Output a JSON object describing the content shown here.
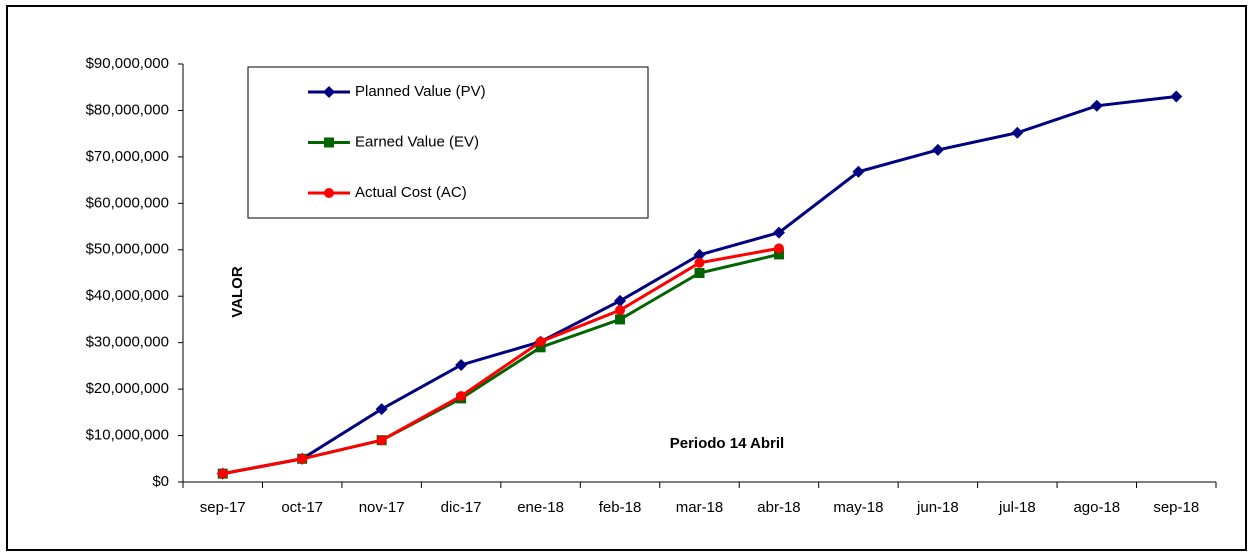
{
  "chart_data": {
    "type": "line",
    "y_label": "VALOR",
    "annotation": "Periodo  14 Abril",
    "categories": [
      "sep-17",
      "oct-17",
      "nov-17",
      "dic-17",
      "ene-18",
      "feb-18",
      "mar-18",
      "abr-18",
      "may-18",
      "jun-18",
      "jul-18",
      "ago-18",
      "sep-18"
    ],
    "series": [
      {
        "name": "Planned Value (PV)",
        "color": "#000080",
        "marker": "diamond",
        "values": [
          1800000,
          5000000,
          15700000,
          25200000,
          30200000,
          39000000,
          48900000,
          53700000,
          66800000,
          71500000,
          75200000,
          81000000,
          83000000
        ]
      },
      {
        "name": "Earned Value (EV)",
        "color": "#006400",
        "marker": "square",
        "values": [
          1800000,
          5000000,
          9000000,
          18000000,
          29000000,
          35000000,
          45000000,
          49000000,
          null,
          null,
          null,
          null,
          null
        ]
      },
      {
        "name": "Actual Cost (AC)",
        "color": "#ff0000",
        "marker": "circle",
        "values": [
          1800000,
          5000000,
          9000000,
          18500000,
          30200000,
          37000000,
          47200000,
          50300000,
          null,
          null,
          null,
          null,
          null
        ]
      }
    ],
    "ylim": [
      0,
      90000000
    ],
    "yticks": [
      {
        "value": 0,
        "label": "$0"
      },
      {
        "value": 10000000,
        "label": "$10,000,000"
      },
      {
        "value": 20000000,
        "label": "$20,000,000"
      },
      {
        "value": 30000000,
        "label": "$30,000,000"
      },
      {
        "value": 40000000,
        "label": "$40,000,000"
      },
      {
        "value": 50000000,
        "label": "$50,000,000"
      },
      {
        "value": 60000000,
        "label": "$60,000,000"
      },
      {
        "value": 70000000,
        "label": "$70,000,000"
      },
      {
        "value": 80000000,
        "label": "$80,000,000"
      },
      {
        "value": 90000000,
        "label": "$90,000,000"
      }
    ],
    "grid": false
  }
}
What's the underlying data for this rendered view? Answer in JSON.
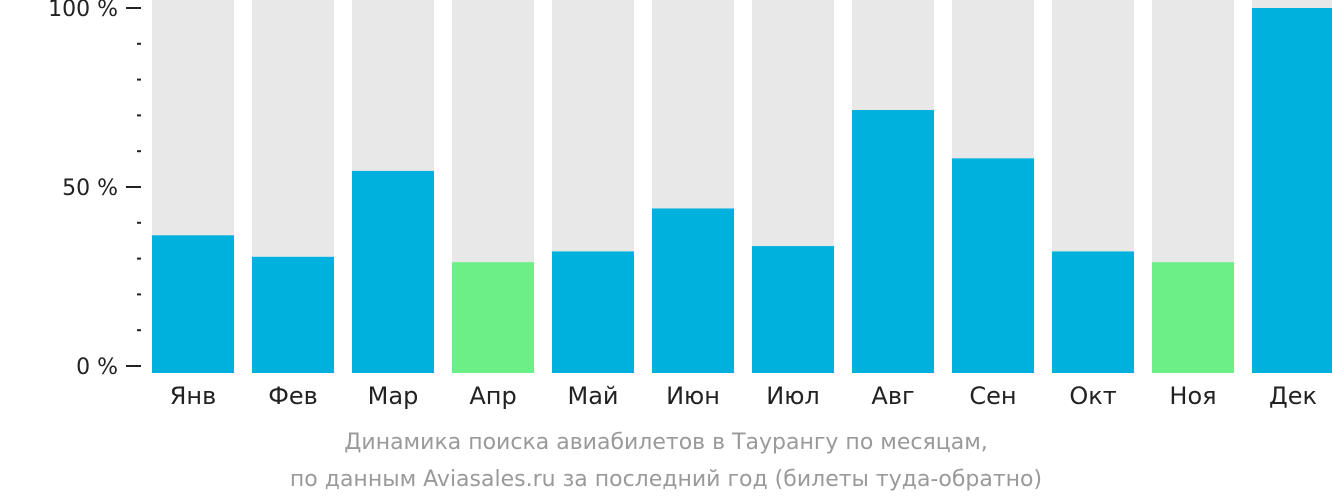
{
  "chart_data": {
    "type": "bar",
    "categories": [
      "Янв",
      "Фев",
      "Мар",
      "Апр",
      "Май",
      "Июн",
      "Июл",
      "Авг",
      "Сен",
      "Окт",
      "Ноя",
      "Дек"
    ],
    "values": [
      36.5,
      30.5,
      54.5,
      29,
      32,
      44,
      33.5,
      71.5,
      58,
      32,
      29,
      100
    ],
    "highlighted": [
      false,
      false,
      false,
      true,
      false,
      false,
      false,
      false,
      false,
      false,
      true,
      false
    ],
    "y_ticks": [
      "100 %",
      "50 %",
      "0 %"
    ],
    "ylim": [
      0,
      100
    ],
    "colors": {
      "bar": "#00b0dd",
      "highlight": "#6bef86",
      "track": "#e8e8e8",
      "axis": "#222222"
    }
  },
  "caption": {
    "line1": "Динамика поиска авиабилетов в Таурангу по месяцам,",
    "line2": "по данным Aviasales.ru за последний год (билеты туда-обратно)"
  }
}
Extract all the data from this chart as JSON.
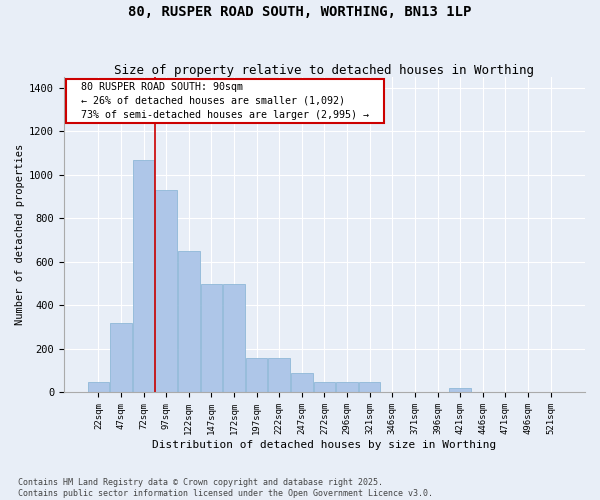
{
  "title": "80, RUSPER ROAD SOUTH, WORTHING, BN13 1LP",
  "subtitle": "Size of property relative to detached houses in Worthing",
  "xlabel": "Distribution of detached houses by size in Worthing",
  "ylabel": "Number of detached properties",
  "footnote": "Contains HM Land Registry data © Crown copyright and database right 2025.\nContains public sector information licensed under the Open Government Licence v3.0.",
  "categories": [
    "22sqm",
    "47sqm",
    "72sqm",
    "97sqm",
    "122sqm",
    "147sqm",
    "172sqm",
    "197sqm",
    "222sqm",
    "247sqm",
    "272sqm",
    "296sqm",
    "321sqm",
    "346sqm",
    "371sqm",
    "396sqm",
    "421sqm",
    "446sqm",
    "471sqm",
    "496sqm",
    "521sqm"
  ],
  "bar_values": [
    50,
    320,
    1070,
    930,
    650,
    500,
    500,
    160,
    160,
    90,
    50,
    50,
    50,
    0,
    0,
    0,
    20,
    0,
    0,
    0,
    0
  ],
  "bar_color": "#aec6e8",
  "bar_edge_color": "#8fb8d8",
  "bg_color": "#e8eef7",
  "grid_color": "#ffffff",
  "vline_x_index": 3,
  "vline_color": "#cc0000",
  "ylim": [
    0,
    1450
  ],
  "yticks": [
    0,
    200,
    400,
    600,
    800,
    1000,
    1200,
    1400
  ],
  "annotation_text": "  80 RUSPER ROAD SOUTH: 90sqm  \n  ← 26% of detached houses are smaller (1,092)  \n  73% of semi-detached houses are larger (2,995) →  ",
  "annotation_box_color": "#cc0000",
  "annotation_box_facecolor": "#ffffff",
  "title_fontsize": 10,
  "subtitle_fontsize": 9
}
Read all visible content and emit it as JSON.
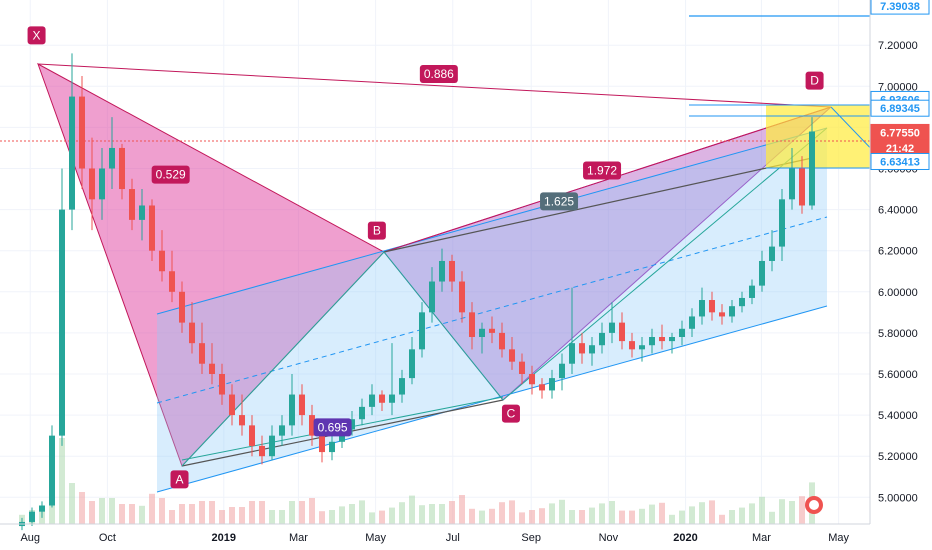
{
  "chart_data": {
    "type": "candlestick",
    "y_axis": {
      "ticks": [
        5.0,
        5.2,
        5.4,
        5.6,
        5.8,
        6.0,
        6.2,
        6.4,
        6.6,
        6.8,
        7.0,
        7.2
      ],
      "tick_labels": [
        "5.00000",
        "5.20000",
        "5.40000",
        "5.60000",
        "5.80000",
        "6.00000",
        "6.20000",
        "6.40000",
        "6.60000",
        "6.80000",
        "7.00000",
        "7.20000"
      ],
      "ylim": [
        4.87,
        7.42
      ]
    },
    "x_axis": {
      "tick_labels": [
        "Aug",
        "Oct",
        "2019",
        "Mar",
        "May",
        "Jul",
        "Sep",
        "Nov",
        "2020",
        "Mar",
        "May"
      ],
      "tick_dates": [
        "2018-08-01",
        "2018-10-01",
        "2019-01-01",
        "2019-03-01",
        "2019-05-01",
        "2019-07-01",
        "2019-09-01",
        "2019-11-01",
        "2020-01-01",
        "2020-03-01",
        "2020-05-01"
      ]
    },
    "price_labels": [
      {
        "value": 7.39038,
        "text": "7.39038",
        "style": "outline"
      },
      {
        "value": 6.93606,
        "text": "6.93606",
        "style": "outline"
      },
      {
        "value": 6.89345,
        "text": "6.89345",
        "style": "outline"
      },
      {
        "value": 6.7755,
        "text": "6.77550",
        "style": "current"
      },
      {
        "value": 6.7,
        "text": "21:42",
        "style": "current"
      },
      {
        "value": 6.63413,
        "text": "6.63413",
        "style": "outline"
      }
    ],
    "harmonic_points": [
      {
        "label": "X",
        "date": "2018-08-06",
        "price": 7.16
      },
      {
        "label": "A",
        "date": "2018-11-27",
        "price": 5.16
      },
      {
        "label": "B",
        "date": "2019-05-02",
        "price": 6.21
      },
      {
        "label": "C",
        "date": "2019-08-16",
        "price": 5.48
      },
      {
        "label": "D",
        "date": "2020-04-12",
        "price": 6.94
      }
    ],
    "ratios": [
      {
        "text": "0.886",
        "date": "2019-06-20",
        "price": 7.06
      },
      {
        "text": "0.529",
        "date": "2018-11-20",
        "price": 6.57
      },
      {
        "text": "1.972",
        "date": "2019-10-27",
        "price": 6.59
      },
      {
        "text": "1.625",
        "date": "2019-09-23",
        "price": 6.44
      },
      {
        "text": "0.695",
        "date": "2019-03-28",
        "price": 5.34
      }
    ],
    "candles": [
      [
        4.86,
        4.9,
        4.84,
        4.88
      ],
      [
        4.88,
        4.95,
        4.86,
        4.93
      ],
      [
        4.93,
        4.98,
        4.9,
        4.96
      ],
      [
        4.96,
        5.35,
        4.95,
        5.3
      ],
      [
        5.3,
        6.6,
        5.25,
        6.4
      ],
      [
        6.4,
        7.16,
        6.3,
        6.95
      ],
      [
        6.95,
        7.05,
        6.5,
        6.6
      ],
      [
        6.6,
        6.75,
        6.3,
        6.45
      ],
      [
        6.45,
        6.7,
        6.35,
        6.6
      ],
      [
        6.6,
        6.85,
        6.5,
        6.7
      ],
      [
        6.7,
        6.72,
        6.45,
        6.5
      ],
      [
        6.5,
        6.55,
        6.3,
        6.35
      ],
      [
        6.35,
        6.5,
        6.25,
        6.42
      ],
      [
        6.42,
        6.45,
        6.15,
        6.2
      ],
      [
        6.2,
        6.3,
        6.05,
        6.1
      ],
      [
        6.1,
        6.2,
        5.95,
        6.0
      ],
      [
        6.0,
        6.05,
        5.8,
        5.85
      ],
      [
        5.85,
        5.95,
        5.7,
        5.75
      ],
      [
        5.75,
        5.85,
        5.6,
        5.65
      ],
      [
        5.65,
        5.75,
        5.55,
        5.6
      ],
      [
        5.6,
        5.65,
        5.45,
        5.5
      ],
      [
        5.5,
        5.55,
        5.35,
        5.4
      ],
      [
        5.4,
        5.5,
        5.3,
        5.35
      ],
      [
        5.35,
        5.4,
        5.2,
        5.25
      ],
      [
        5.25,
        5.3,
        5.16,
        5.2
      ],
      [
        5.2,
        5.35,
        5.18,
        5.3
      ],
      [
        5.3,
        5.4,
        5.25,
        5.35
      ],
      [
        5.35,
        5.6,
        5.3,
        5.5
      ],
      [
        5.5,
        5.55,
        5.35,
        5.4
      ],
      [
        5.4,
        5.45,
        5.25,
        5.3
      ],
      [
        5.3,
        5.32,
        5.17,
        5.22
      ],
      [
        5.22,
        5.3,
        5.18,
        5.27
      ],
      [
        5.27,
        5.36,
        5.24,
        5.33
      ],
      [
        5.33,
        5.42,
        5.3,
        5.38
      ],
      [
        5.38,
        5.48,
        5.35,
        5.44
      ],
      [
        5.44,
        5.55,
        5.4,
        5.5
      ],
      [
        5.5,
        5.52,
        5.42,
        5.46
      ],
      [
        5.46,
        5.75,
        5.4,
        5.5
      ],
      [
        5.5,
        5.62,
        5.46,
        5.58
      ],
      [
        5.58,
        5.78,
        5.55,
        5.72
      ],
      [
        5.72,
        5.95,
        5.68,
        5.9
      ],
      [
        5.9,
        6.12,
        5.85,
        6.05
      ],
      [
        6.05,
        6.21,
        6.0,
        6.15
      ],
      [
        6.15,
        6.18,
        6.0,
        6.05
      ],
      [
        6.05,
        6.1,
        5.85,
        5.9
      ],
      [
        5.9,
        5.95,
        5.72,
        5.78
      ],
      [
        5.78,
        5.85,
        5.7,
        5.82
      ],
      [
        5.82,
        5.88,
        5.75,
        5.8
      ],
      [
        5.8,
        5.85,
        5.68,
        5.72
      ],
      [
        5.72,
        5.78,
        5.62,
        5.66
      ],
      [
        5.66,
        5.7,
        5.55,
        5.6
      ],
      [
        5.6,
        5.64,
        5.5,
        5.55
      ],
      [
        5.55,
        5.58,
        5.48,
        5.52
      ],
      [
        5.52,
        5.62,
        5.48,
        5.58
      ],
      [
        5.58,
        5.7,
        5.52,
        5.65
      ],
      [
        5.65,
        6.02,
        5.6,
        5.75
      ],
      [
        5.75,
        5.8,
        5.65,
        5.7
      ],
      [
        5.7,
        5.78,
        5.64,
        5.74
      ],
      [
        5.74,
        5.85,
        5.7,
        5.8
      ],
      [
        5.8,
        5.95,
        5.75,
        5.85
      ],
      [
        5.85,
        5.9,
        5.72,
        5.76
      ],
      [
        5.76,
        5.8,
        5.68,
        5.72
      ],
      [
        5.72,
        5.78,
        5.66,
        5.74
      ],
      [
        5.74,
        5.82,
        5.7,
        5.78
      ],
      [
        5.78,
        5.84,
        5.72,
        5.76
      ],
      [
        5.76,
        5.8,
        5.7,
        5.78
      ],
      [
        5.78,
        5.86,
        5.74,
        5.82
      ],
      [
        5.82,
        5.92,
        5.78,
        5.88
      ],
      [
        5.88,
        6.02,
        5.84,
        5.96
      ],
      [
        5.96,
        6.0,
        5.86,
        5.9
      ],
      [
        5.9,
        5.94,
        5.84,
        5.88
      ],
      [
        5.88,
        5.96,
        5.85,
        5.93
      ],
      [
        5.93,
        6.0,
        5.9,
        5.97
      ],
      [
        5.97,
        6.06,
        5.94,
        6.03
      ],
      [
        6.03,
        6.2,
        6.0,
        6.15
      ],
      [
        6.15,
        6.3,
        6.1,
        6.22
      ],
      [
        6.22,
        6.5,
        6.15,
        6.45
      ],
      [
        6.45,
        6.7,
        6.4,
        6.6
      ],
      [
        6.6,
        6.66,
        6.38,
        6.42
      ],
      [
        6.42,
        6.85,
        6.4,
        6.78
      ]
    ]
  }
}
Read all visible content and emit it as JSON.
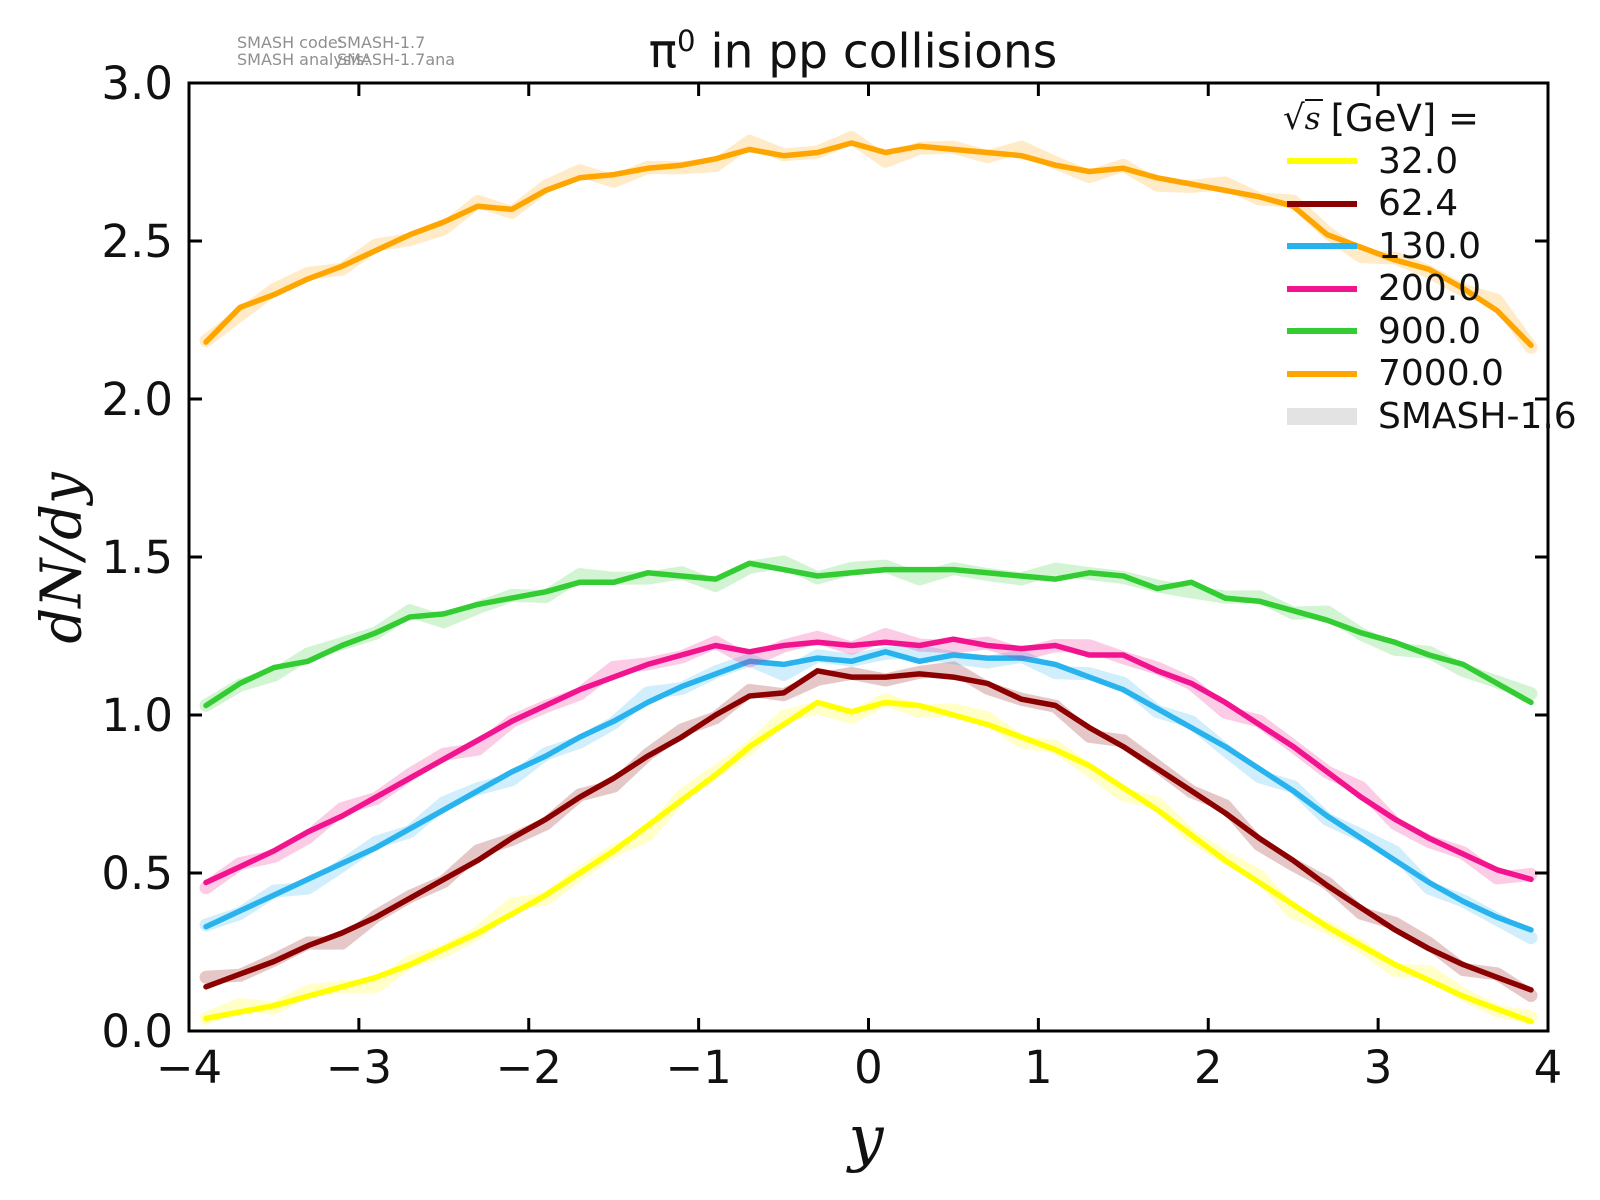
________________________
Stated goal:
In the entries above, identify each line that includes the string "this", then copy it.

In response:
What's the underlying data for this rendered view? Answer in JSON.
Extract all the data from this chart as JSON.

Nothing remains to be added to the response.